**DATA FOR THIS EXERCISE**
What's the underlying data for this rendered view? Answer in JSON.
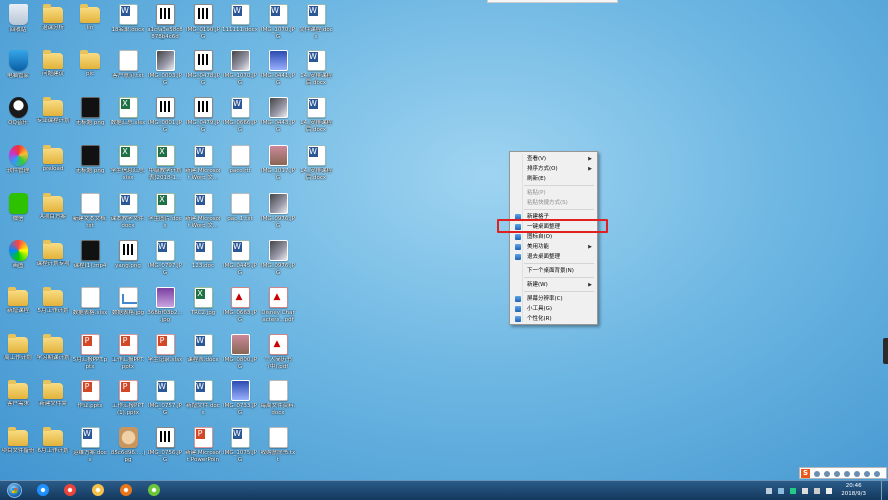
{
  "desktop": {
    "icons": [
      {
        "label": "回收站",
        "type": "recycle",
        "name": "recycle-bin-icon"
      },
      {
        "label": "退课分析",
        "type": "folder",
        "name": "folder-icon"
      },
      {
        "label": "lin",
        "type": "folder",
        "name": "folder-icon"
      },
      {
        "label": "18名单.docx",
        "type": "word",
        "name": "word-doc-icon"
      },
      {
        "label": "a1cfa3e58c8878b4c6d6...",
        "type": "qr",
        "name": "image-file-icon"
      },
      {
        "label": "IMG_0190.JPG",
        "type": "qr",
        "name": "image-file-icon"
      },
      {
        "label": "111111.docx",
        "type": "word",
        "name": "word-doc-icon"
      },
      {
        "label": "IMG_1070.JPG",
        "type": "word",
        "name": "image-file-icon"
      },
      {
        "label": "文件课程.docx",
        "type": "word",
        "name": "word-doc-icon"
      },
      {
        "label": "电脑管家",
        "type": "shield",
        "name": "pc-manager-icon"
      },
      {
        "label": "问题建议",
        "type": "folder",
        "name": "folder-icon"
      },
      {
        "label": "pic",
        "type": "folder",
        "name": "folder-icon"
      },
      {
        "label": "客户意见.txt",
        "type": "doc",
        "name": "text-file-icon"
      },
      {
        "label": "IMG_0003.JPG",
        "type": "img",
        "name": "image-file-icon"
      },
      {
        "label": "IMG_0478.JPG",
        "type": "qr",
        "name": "image-file-icon"
      },
      {
        "label": "IMG_1070.JPG",
        "type": "img",
        "name": "image-file-icon"
      },
      {
        "label": "IMG_0441.JPG",
        "type": "blue",
        "name": "image-file-icon"
      },
      {
        "label": "14_安排课程后.docx",
        "type": "word",
        "name": "word-doc-icon"
      },
      {
        "label": "QQ音乐",
        "type": "qq",
        "name": "qq-music-icon"
      },
      {
        "label": "专业课程计划",
        "type": "folder",
        "name": "folder-icon"
      },
      {
        "label": "无标题.png",
        "type": "dark",
        "name": "image-file-icon"
      },
      {
        "label": "数据汇总.xlsx",
        "type": "excel",
        "name": "excel-file-icon"
      },
      {
        "label": "IMG_0001.JPG",
        "type": "qr",
        "name": "image-file-icon"
      },
      {
        "label": "IMG_0479.JPG",
        "type": "qr",
        "name": "image-file-icon"
      },
      {
        "label": "IMG_0666.JPG",
        "type": "word",
        "name": "image-file-icon"
      },
      {
        "label": "IMG_0443.JPG",
        "type": "img",
        "name": "image-file-icon"
      },
      {
        "label": "14_安排课程后.docx",
        "type": "word",
        "name": "word-doc-icon"
      },
      {
        "label": "软件管理",
        "type": "color",
        "name": "software-manager-icon"
      },
      {
        "label": "preload",
        "type": "folder",
        "name": "folder-icon"
      },
      {
        "label": "无标题.png",
        "type": "dark",
        "name": "image-file-icon"
      },
      {
        "label": "学生信息汇总.xlsx",
        "type": "excel",
        "name": "excel-file-icon"
      },
      {
        "label": "中级教学计划表(2018-1...",
        "type": "excel",
        "name": "excel-file-icon"
      },
      {
        "label": "新建 Microsoft Word 文...",
        "type": "word",
        "name": "word-doc-icon"
      },
      {
        "label": "paco.rtf",
        "type": "doc",
        "name": "text-file-icon"
      },
      {
        "label": "IMG_1017.JPG",
        "type": "photo",
        "name": "image-file-icon"
      },
      {
        "label": "14_安排课程后.docx",
        "type": "word",
        "name": "word-doc-icon"
      },
      {
        "label": "微信",
        "type": "wechat",
        "name": "wechat-icon"
      },
      {
        "label": "A项目方案",
        "type": "folder",
        "name": "folder-icon"
      },
      {
        "label": "新建文本文档.txt",
        "type": "doc",
        "name": "text-file-icon"
      },
      {
        "label": "课本教学文件.docx",
        "type": "word",
        "name": "word-doc-icon"
      },
      {
        "label": "学生图片.docx",
        "type": "excel",
        "name": "excel-file-icon"
      },
      {
        "label": "新建 Microsoft Word 文...",
        "type": "word",
        "name": "word-doc-icon"
      },
      {
        "label": "pac_1.txt",
        "type": "doc",
        "name": "text-file-icon"
      },
      {
        "label": "IMG_0976.JPG",
        "type": "img",
        "name": "image-file-icon"
      },
      {
        "label": "画图",
        "type": "paint",
        "name": "paint-icon"
      },
      {
        "label": "课程计划专项",
        "type": "folder",
        "name": "folder-icon"
      },
      {
        "label": "课程(1).mp4",
        "type": "dark",
        "name": "video-file-icon"
      },
      {
        "label": "yang.png",
        "type": "qr",
        "name": "image-file-icon"
      },
      {
        "label": "IMG_0797.JPG",
        "type": "word",
        "name": "image-file-icon"
      },
      {
        "label": "123.doc",
        "type": "word",
        "name": "word-doc-icon"
      },
      {
        "label": "IMG_0445.JPG",
        "type": "word",
        "name": "image-file-icon"
      },
      {
        "label": "IMG_0976.JPG",
        "type": "img",
        "name": "image-file-icon"
      },
      {
        "label": "新增课程",
        "type": "folder",
        "name": "folder-icon"
      },
      {
        "label": "5月工作计划",
        "type": "folder",
        "name": "folder-icon"
      },
      {
        "label": "数据表格.xlsx",
        "type": "doc",
        "name": "text-file-icon"
      },
      {
        "label": "数据表格.jpg",
        "type": "chart",
        "name": "image-file-icon"
      },
      {
        "label": "368bf03b2... .jpg",
        "type": "purple",
        "name": "image-file-icon"
      },
      {
        "label": "TRC2.jpg",
        "type": "excel",
        "name": "excel-file-icon"
      },
      {
        "label": "IMG_0663.JPG",
        "type": "pdf",
        "name": "image-file-icon"
      },
      {
        "label": "Disney Characters...pdf",
        "type": "pdf",
        "name": "pdf-file-icon"
      },
      {
        "label": "周工作计划",
        "type": "folder",
        "name": "folder-icon"
      },
      {
        "label": "学习期课计划",
        "type": "folder",
        "name": "folder-icon"
      },
      {
        "label": "5月汇报PPT.pptx",
        "type": "ppt",
        "name": "ppt-file-icon"
      },
      {
        "label": "工作汇报PPT.pptx",
        "type": "ppt",
        "name": "ppt-file-icon"
      },
      {
        "label": "学生记录.xlsx",
        "type": "ppt",
        "name": "ppt-file-icon"
      },
      {
        "label": "课程表.docx",
        "type": "word",
        "name": "word-doc-icon"
      },
      {
        "label": "IMG_0800.JPG",
        "type": "photo",
        "name": "image-file-icon"
      },
      {
        "label": "个人简历书(中).pdf",
        "type": "pdf",
        "name": "pdf-file-icon"
      },
      {
        "label": "客户需求",
        "type": "folder",
        "name": "folder-icon"
      },
      {
        "label": "新建文件夹",
        "type": "folder",
        "name": "folder-icon"
      },
      {
        "label": "作业.pptx",
        "type": "ppt",
        "name": "ppt-file-icon"
      },
      {
        "label": "工作汇报PPT(1).pptx",
        "type": "ppt",
        "name": "ppt-file-icon"
      },
      {
        "label": "IMG_0757.JPG",
        "type": "word",
        "name": "image-file-icon"
      },
      {
        "label": "新增文件.docx",
        "type": "word",
        "name": "word-doc-icon"
      },
      {
        "label": "IMG_0733.JPG",
        "type": "blue",
        "name": "image-file-icon"
      },
      {
        "label": "每周文件资料.docx",
        "type": "doc",
        "name": "text-file-icon"
      },
      {
        "label": "项目文件备份",
        "type": "folder",
        "name": "folder-icon"
      },
      {
        "label": "6月工作计划",
        "type": "folder",
        "name": "folder-icon"
      },
      {
        "label": "运维方案.docx",
        "type": "word",
        "name": "word-doc-icon"
      },
      {
        "label": "85c6d96... .jpg",
        "type": "bear",
        "name": "image-file-icon"
      },
      {
        "label": "IMG_0756.JPG",
        "type": "qr",
        "name": "image-file-icon"
      },
      {
        "label": "新建 Microsoft PowerPoint...",
        "type": "ppt",
        "name": "ppt-file-icon"
      },
      {
        "label": "IMG_1075.JPG",
        "type": "word",
        "name": "image-file-icon"
      },
      {
        "label": "收购意向书.txt",
        "type": "doc",
        "name": "text-file-icon"
      }
    ]
  },
  "context_menu": {
    "items": [
      {
        "label": "查看(V)",
        "arrow": true,
        "disabled": false,
        "icon": false,
        "name": "menu-item-view"
      },
      {
        "label": "排序方式(O)",
        "arrow": true,
        "disabled": false,
        "icon": false,
        "name": "menu-item-sort"
      },
      {
        "label": "刷新(E)",
        "arrow": false,
        "disabled": false,
        "icon": false,
        "name": "menu-item-refresh"
      },
      {
        "label": "粘贴(P)",
        "arrow": false,
        "disabled": true,
        "icon": false,
        "name": "menu-item-paste"
      },
      {
        "label": "粘贴快捷方式(S)",
        "arrow": false,
        "disabled": true,
        "icon": false,
        "name": "menu-item-paste-shortcut"
      },
      {
        "label": "新建格子",
        "arrow": false,
        "disabled": false,
        "icon": true,
        "name": "menu-item-new-grid"
      },
      {
        "label": "一键桌面整理",
        "arrow": false,
        "disabled": false,
        "icon": true,
        "name": "menu-item-one-click-organize"
      },
      {
        "label": "图标自(O)",
        "arrow": false,
        "disabled": false,
        "icon": true,
        "name": "menu-item-icon-auto"
      },
      {
        "label": "美用功能",
        "arrow": true,
        "disabled": false,
        "icon": true,
        "name": "menu-item-features"
      },
      {
        "label": "退去桌面整理",
        "arrow": false,
        "disabled": false,
        "icon": true,
        "name": "menu-item-exit-organize"
      },
      {
        "label": "下一个桌面背景(N)",
        "arrow": false,
        "disabled": false,
        "icon": false,
        "name": "menu-item-next-background"
      },
      {
        "label": "新建(W)",
        "arrow": true,
        "disabled": false,
        "icon": false,
        "name": "menu-item-new"
      },
      {
        "label": "屏幕分辨率(C)",
        "arrow": false,
        "disabled": false,
        "icon": true,
        "name": "menu-item-resolution"
      },
      {
        "label": "小工具(G)",
        "arrow": false,
        "disabled": false,
        "icon": true,
        "name": "menu-item-gadgets"
      },
      {
        "label": "个性化(R)",
        "arrow": false,
        "disabled": false,
        "icon": true,
        "name": "menu-item-personalize"
      }
    ]
  },
  "taskbar": {
    "pinned": [
      {
        "name": "ie-taskbar-icon",
        "color": "#1e90ff"
      },
      {
        "name": "chrome-taskbar-icon",
        "color": "#e8453c"
      },
      {
        "name": "explorer-taskbar-icon",
        "color": "#f3c14b"
      },
      {
        "name": "firefox-taskbar-icon",
        "color": "#e8751a"
      },
      {
        "name": "qq-browser-taskbar-icon",
        "color": "#6cc63c"
      }
    ],
    "clock_time": "20:46",
    "clock_date": "2018/9/3",
    "ime_label": "S",
    "highlight_color": "#e0211f"
  }
}
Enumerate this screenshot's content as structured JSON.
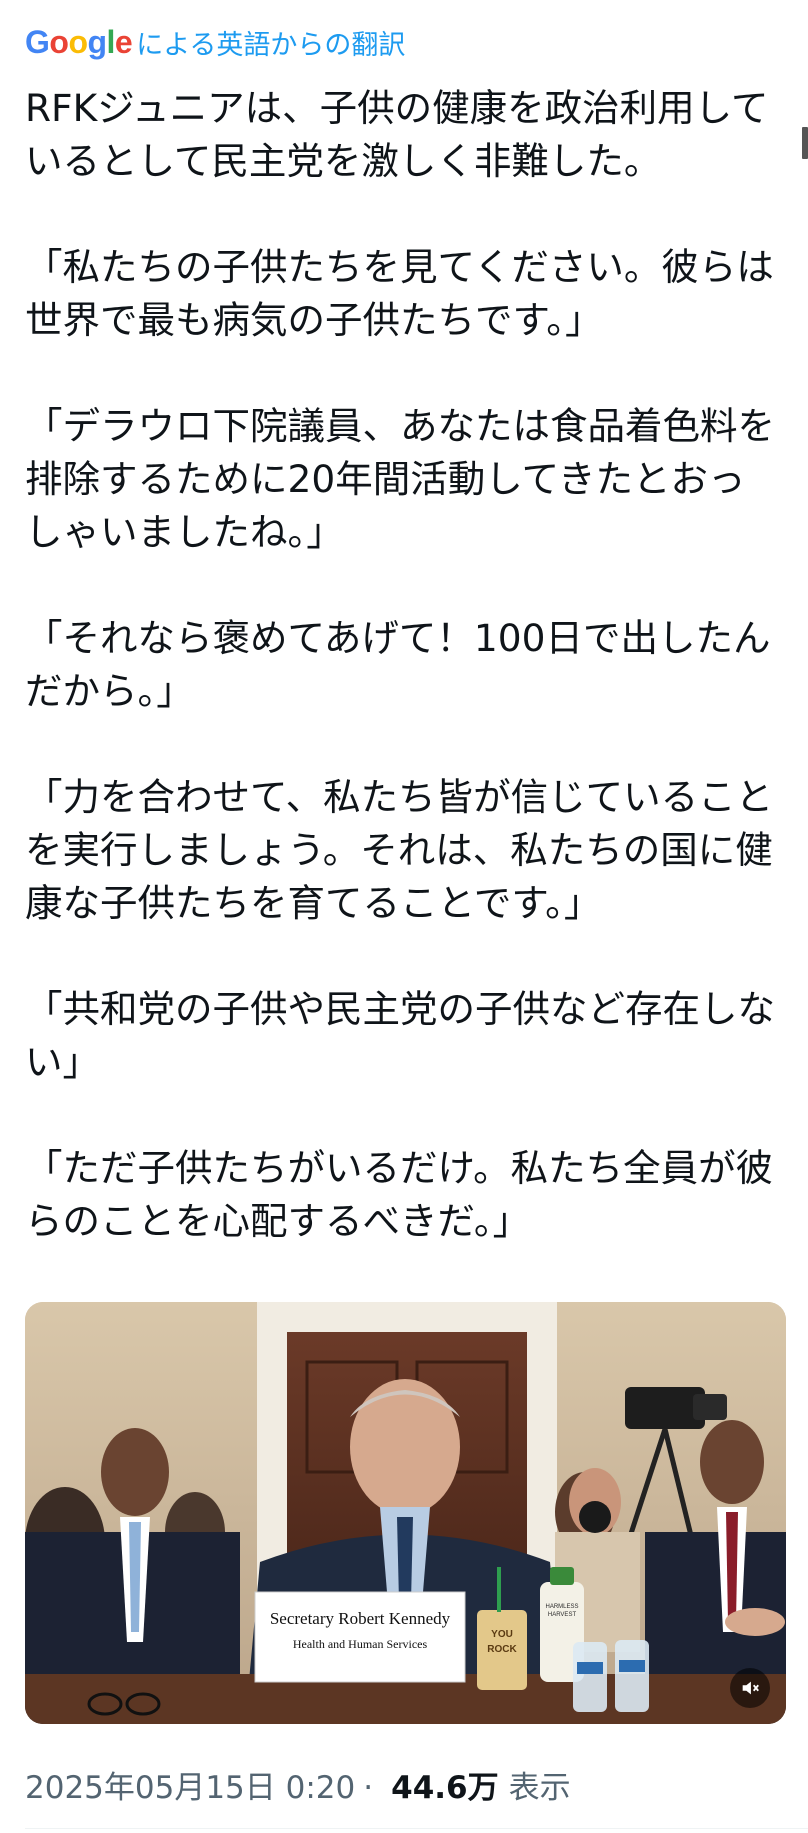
{
  "translation": {
    "google_letters": [
      {
        "ch": "G",
        "color": "#4285F4"
      },
      {
        "ch": "o",
        "color": "#EA4335"
      },
      {
        "ch": "o",
        "color": "#FBBC05"
      },
      {
        "ch": "g",
        "color": "#4285F4"
      },
      {
        "ch": "l",
        "color": "#34A853"
      },
      {
        "ch": "e",
        "color": "#EA4335"
      }
    ],
    "label": "による英語からの翻訳",
    "accent_color": "#1d9bf0"
  },
  "tweet": {
    "paragraphs": [
      "RFKジュニアは、子供の健康を政治利用しているとして民主党を激しく非難した。",
      "「私たちの子供たちを見てください。彼らは世界で最も病気の子供たちです。」",
      "「デラウロ下院議員、あなたは食品着色料を排除するために20年間活動してきたとおっしゃいましたね。」",
      "「それなら褒めてあげて！100日で出したんだから。」",
      "「力を合わせて、私たち皆が信じていることを実行しましょう。それは、私たちの国に健康な子供たちを育てることです。」",
      "「共和党の子供や民主党の子供など存在しない」",
      "「ただ子供たちがいるだけ。私たち全員が彼らのことを心配するべきだ。」"
    ]
  },
  "media": {
    "placard_name": "Secretary Robert Kennedy",
    "placard_dept": "Health and Human Services",
    "bottle_label_1": "HARMLESS",
    "bottle_label_2": "HARVEST",
    "cup_text_1": "YOU",
    "cup_text_2": "ROCK",
    "mute_icon": "speaker-muted-icon"
  },
  "meta": {
    "timestamp": "2025年05月15日 0:20",
    "separator": "·",
    "views_count": "44.6万",
    "views_label": "表示"
  }
}
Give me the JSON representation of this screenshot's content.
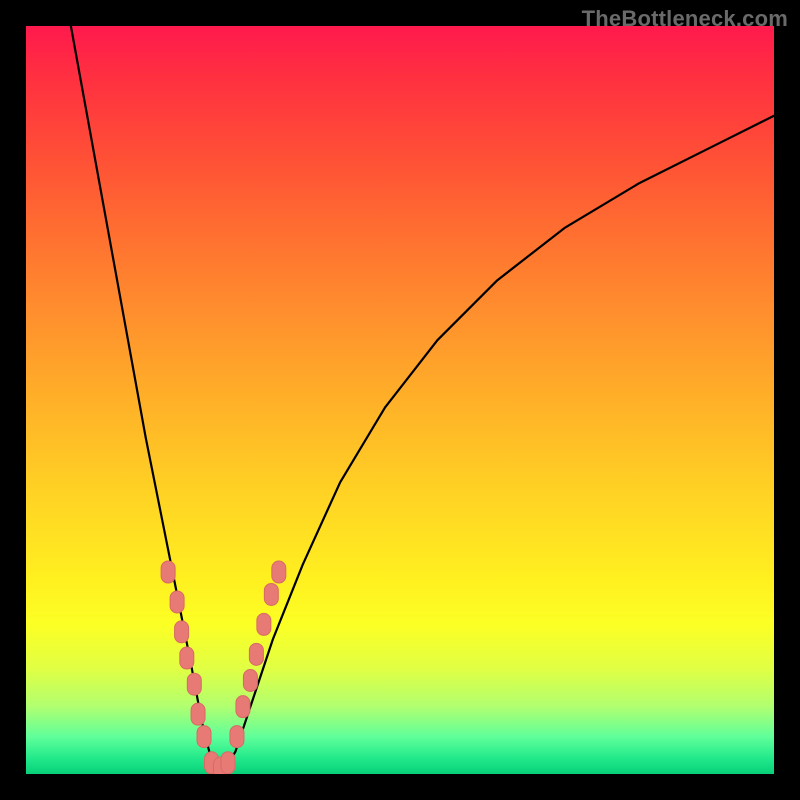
{
  "watermark": "TheBottleneck.com",
  "colors": {
    "page_bg": "#000000",
    "curve": "#000000",
    "marker_fill": "#e77a75",
    "marker_stroke": "#d86a65",
    "gradient_stops": [
      "#ff1a4d",
      "#ff3040",
      "#ff5136",
      "#ff7030",
      "#ff8e2e",
      "#ffb028",
      "#ffd124",
      "#fff020",
      "#fcff24",
      "#e0ff44",
      "#b0ff70",
      "#60ff9a",
      "#20e88a",
      "#08d078"
    ]
  },
  "chart_data": {
    "type": "line",
    "title": "",
    "xlabel": "",
    "ylabel": "",
    "xlim": [
      0,
      100
    ],
    "ylim": [
      0,
      100
    ],
    "grid": false,
    "legend": false,
    "note": "V-shaped bottleneck curve. y is bottleneck % (0=green/optimal, 100=red/severe). Minimum near x≈25. Values estimated from plot geometry; no numeric axis labels shown.",
    "series": [
      {
        "name": "bottleneck-curve",
        "x": [
          6,
          8,
          10,
          12,
          14,
          16,
          18,
          20,
          22,
          23.5,
          25,
          26.5,
          28,
          30,
          33,
          37,
          42,
          48,
          55,
          63,
          72,
          82,
          92,
          100
        ],
        "y": [
          100,
          89,
          78,
          67,
          56,
          45,
          35,
          25,
          15,
          7,
          1,
          0.5,
          3,
          9,
          18,
          28,
          39,
          49,
          58,
          66,
          73,
          79,
          84,
          88
        ]
      }
    ],
    "markers": {
      "name": "highlighted-points",
      "note": "Salmon rounded markers clustered around the trough, mostly in the yellow/green band (y≲27).",
      "shape": "rounded-rect",
      "points": [
        {
          "x": 19.0,
          "y": 27.0
        },
        {
          "x": 20.2,
          "y": 23.0
        },
        {
          "x": 20.8,
          "y": 19.0
        },
        {
          "x": 21.5,
          "y": 15.5
        },
        {
          "x": 22.5,
          "y": 12.0
        },
        {
          "x": 23.0,
          "y": 8.0
        },
        {
          "x": 23.8,
          "y": 5.0
        },
        {
          "x": 24.8,
          "y": 1.5
        },
        {
          "x": 26.0,
          "y": 0.8
        },
        {
          "x": 27.0,
          "y": 1.5
        },
        {
          "x": 28.2,
          "y": 5.0
        },
        {
          "x": 29.0,
          "y": 9.0
        },
        {
          "x": 30.0,
          "y": 12.5
        },
        {
          "x": 30.8,
          "y": 16.0
        },
        {
          "x": 31.8,
          "y": 20.0
        },
        {
          "x": 32.8,
          "y": 24.0
        },
        {
          "x": 33.8,
          "y": 27.0
        }
      ]
    }
  }
}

**AIM**
List every line above that holds the word "工作汇报PPT".

**THE OUTPUT**
        "label": "工作汇报PPT.pptx",
        "label": "工作汇报PPT(1).pptx",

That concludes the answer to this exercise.